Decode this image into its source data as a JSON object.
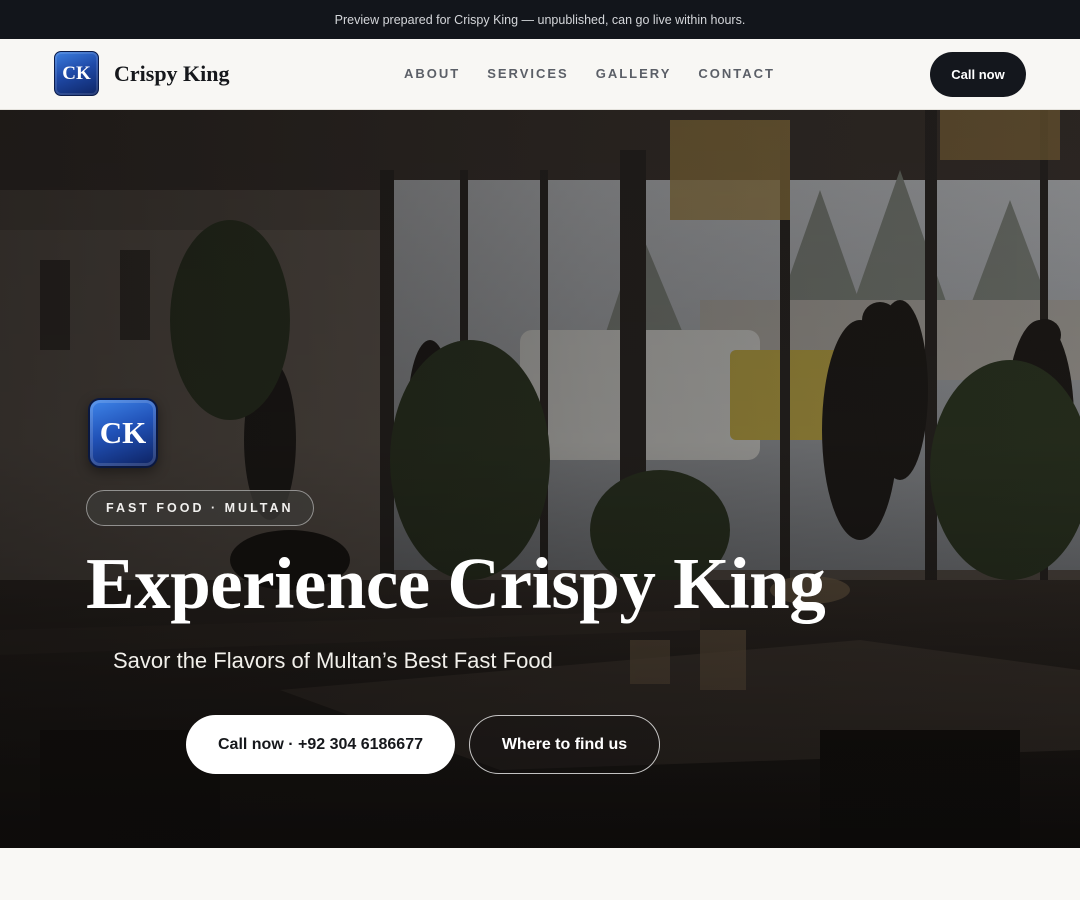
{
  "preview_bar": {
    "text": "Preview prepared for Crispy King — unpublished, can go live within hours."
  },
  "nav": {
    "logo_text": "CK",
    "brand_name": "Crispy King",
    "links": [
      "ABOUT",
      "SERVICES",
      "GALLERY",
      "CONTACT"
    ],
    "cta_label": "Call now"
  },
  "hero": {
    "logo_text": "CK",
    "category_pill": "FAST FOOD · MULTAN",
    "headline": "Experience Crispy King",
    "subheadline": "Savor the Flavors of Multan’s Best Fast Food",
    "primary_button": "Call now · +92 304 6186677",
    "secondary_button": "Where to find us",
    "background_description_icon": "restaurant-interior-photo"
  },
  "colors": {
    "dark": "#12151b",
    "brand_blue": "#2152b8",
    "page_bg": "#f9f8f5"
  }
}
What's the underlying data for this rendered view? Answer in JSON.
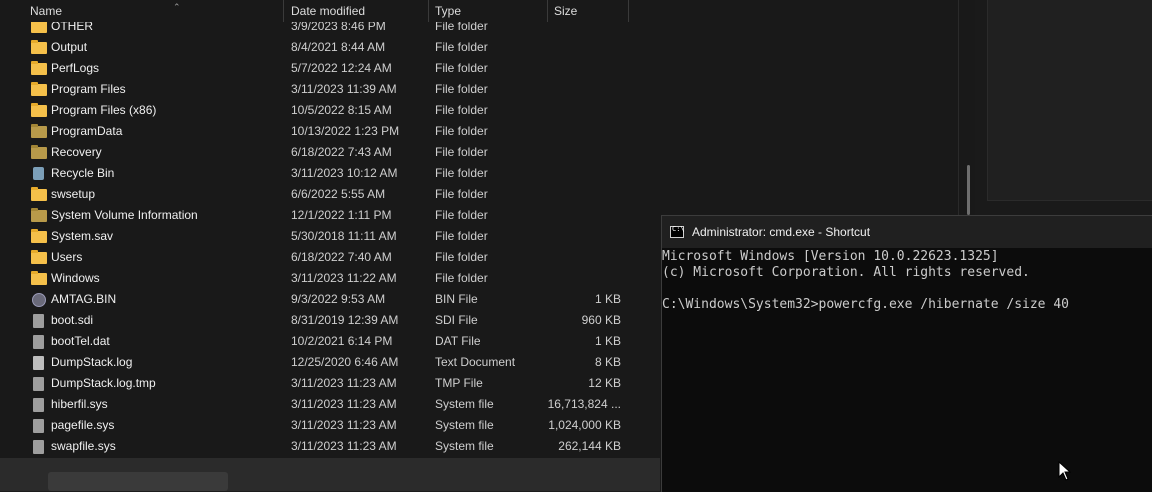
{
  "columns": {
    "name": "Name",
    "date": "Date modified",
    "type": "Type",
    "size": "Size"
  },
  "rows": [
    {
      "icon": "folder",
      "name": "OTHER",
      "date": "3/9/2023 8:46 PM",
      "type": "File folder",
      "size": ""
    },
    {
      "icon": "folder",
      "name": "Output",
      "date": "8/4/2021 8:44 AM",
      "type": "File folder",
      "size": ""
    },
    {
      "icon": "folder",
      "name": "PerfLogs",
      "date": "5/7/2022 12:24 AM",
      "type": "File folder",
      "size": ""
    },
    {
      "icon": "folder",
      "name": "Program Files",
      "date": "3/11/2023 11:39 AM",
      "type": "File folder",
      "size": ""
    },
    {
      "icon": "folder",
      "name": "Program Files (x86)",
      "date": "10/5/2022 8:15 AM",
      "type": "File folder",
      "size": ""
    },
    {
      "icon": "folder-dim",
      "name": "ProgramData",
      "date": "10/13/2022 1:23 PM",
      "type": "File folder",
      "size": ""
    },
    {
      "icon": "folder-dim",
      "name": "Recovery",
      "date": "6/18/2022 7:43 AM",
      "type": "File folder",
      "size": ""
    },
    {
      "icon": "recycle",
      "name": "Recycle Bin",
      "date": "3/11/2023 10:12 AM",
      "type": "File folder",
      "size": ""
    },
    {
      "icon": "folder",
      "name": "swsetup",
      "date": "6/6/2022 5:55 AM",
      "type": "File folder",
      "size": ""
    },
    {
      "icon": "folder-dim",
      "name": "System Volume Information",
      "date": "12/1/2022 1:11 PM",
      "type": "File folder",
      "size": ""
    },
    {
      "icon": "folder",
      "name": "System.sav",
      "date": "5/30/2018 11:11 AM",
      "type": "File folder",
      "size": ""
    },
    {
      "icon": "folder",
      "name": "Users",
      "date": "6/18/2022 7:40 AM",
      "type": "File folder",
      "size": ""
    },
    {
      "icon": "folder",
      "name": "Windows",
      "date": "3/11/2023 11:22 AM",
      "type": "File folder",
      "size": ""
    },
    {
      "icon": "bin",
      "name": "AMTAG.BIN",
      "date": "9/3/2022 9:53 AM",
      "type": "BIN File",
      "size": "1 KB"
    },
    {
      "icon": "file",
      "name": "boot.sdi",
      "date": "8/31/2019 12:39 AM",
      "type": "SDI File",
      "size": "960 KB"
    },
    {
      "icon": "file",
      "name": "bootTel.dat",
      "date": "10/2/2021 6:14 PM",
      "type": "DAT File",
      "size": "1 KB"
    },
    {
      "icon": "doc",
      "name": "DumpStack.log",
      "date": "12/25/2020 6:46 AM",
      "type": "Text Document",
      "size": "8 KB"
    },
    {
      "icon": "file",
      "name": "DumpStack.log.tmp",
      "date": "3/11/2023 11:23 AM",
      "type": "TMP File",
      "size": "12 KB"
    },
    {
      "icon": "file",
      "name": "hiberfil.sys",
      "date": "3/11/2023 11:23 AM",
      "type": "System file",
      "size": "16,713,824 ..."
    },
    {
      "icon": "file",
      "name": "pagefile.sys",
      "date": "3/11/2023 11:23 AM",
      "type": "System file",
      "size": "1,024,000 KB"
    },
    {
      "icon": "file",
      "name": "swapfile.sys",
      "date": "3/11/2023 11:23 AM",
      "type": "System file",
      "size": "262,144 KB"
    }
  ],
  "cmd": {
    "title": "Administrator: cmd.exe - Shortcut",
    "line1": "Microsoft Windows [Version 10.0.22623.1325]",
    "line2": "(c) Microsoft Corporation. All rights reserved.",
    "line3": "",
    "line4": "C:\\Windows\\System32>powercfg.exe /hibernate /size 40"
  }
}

* * * *

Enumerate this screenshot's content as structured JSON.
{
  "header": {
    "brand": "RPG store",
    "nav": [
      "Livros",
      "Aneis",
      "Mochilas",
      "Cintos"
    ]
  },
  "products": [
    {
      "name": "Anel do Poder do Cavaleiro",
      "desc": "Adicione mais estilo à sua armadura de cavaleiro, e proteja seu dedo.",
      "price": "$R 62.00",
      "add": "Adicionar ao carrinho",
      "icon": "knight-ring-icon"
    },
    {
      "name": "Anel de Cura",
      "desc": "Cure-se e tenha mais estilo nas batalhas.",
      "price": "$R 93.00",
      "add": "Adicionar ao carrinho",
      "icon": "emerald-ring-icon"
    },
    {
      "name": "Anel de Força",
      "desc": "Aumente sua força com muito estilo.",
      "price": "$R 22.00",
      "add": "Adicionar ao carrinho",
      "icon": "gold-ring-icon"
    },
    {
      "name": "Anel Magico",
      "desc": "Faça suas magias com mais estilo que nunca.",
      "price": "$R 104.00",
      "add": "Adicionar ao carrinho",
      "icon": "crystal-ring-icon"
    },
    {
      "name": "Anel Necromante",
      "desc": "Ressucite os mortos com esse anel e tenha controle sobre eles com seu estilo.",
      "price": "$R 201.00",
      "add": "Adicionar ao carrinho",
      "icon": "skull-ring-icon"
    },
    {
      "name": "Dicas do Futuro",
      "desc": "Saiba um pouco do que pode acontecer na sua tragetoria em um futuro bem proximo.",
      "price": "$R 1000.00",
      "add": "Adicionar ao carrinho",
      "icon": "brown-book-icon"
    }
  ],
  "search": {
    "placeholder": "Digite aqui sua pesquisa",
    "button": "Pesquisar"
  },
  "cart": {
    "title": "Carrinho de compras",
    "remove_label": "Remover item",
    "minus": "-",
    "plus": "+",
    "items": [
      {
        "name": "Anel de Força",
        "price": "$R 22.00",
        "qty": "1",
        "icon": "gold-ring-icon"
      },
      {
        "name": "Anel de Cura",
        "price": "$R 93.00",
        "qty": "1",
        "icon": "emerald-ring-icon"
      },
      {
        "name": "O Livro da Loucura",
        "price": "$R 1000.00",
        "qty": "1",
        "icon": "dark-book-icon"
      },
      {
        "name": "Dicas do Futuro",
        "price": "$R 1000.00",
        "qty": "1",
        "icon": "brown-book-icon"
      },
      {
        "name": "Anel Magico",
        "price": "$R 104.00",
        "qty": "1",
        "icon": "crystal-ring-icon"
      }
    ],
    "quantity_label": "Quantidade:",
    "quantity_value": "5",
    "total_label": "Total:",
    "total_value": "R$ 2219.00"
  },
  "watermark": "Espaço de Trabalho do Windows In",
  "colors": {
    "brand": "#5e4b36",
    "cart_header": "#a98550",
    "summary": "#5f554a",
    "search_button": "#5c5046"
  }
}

* * * *

Return all lines of the material above in which the word "price" occurs.

      "price": "$R 62.00",
      "price": "$R 93.00",
      "price": "$R 22.00",
      "price": "$R 104.00",
      "price": "$R 201.00",
      "price": "$R 1000.00",
        "price": "$R 22.00",
        "price": "$R 93.00",
        "price": "$R 1000.00",
        "price": "$R 1000.00",
        "price": "$R 104.00",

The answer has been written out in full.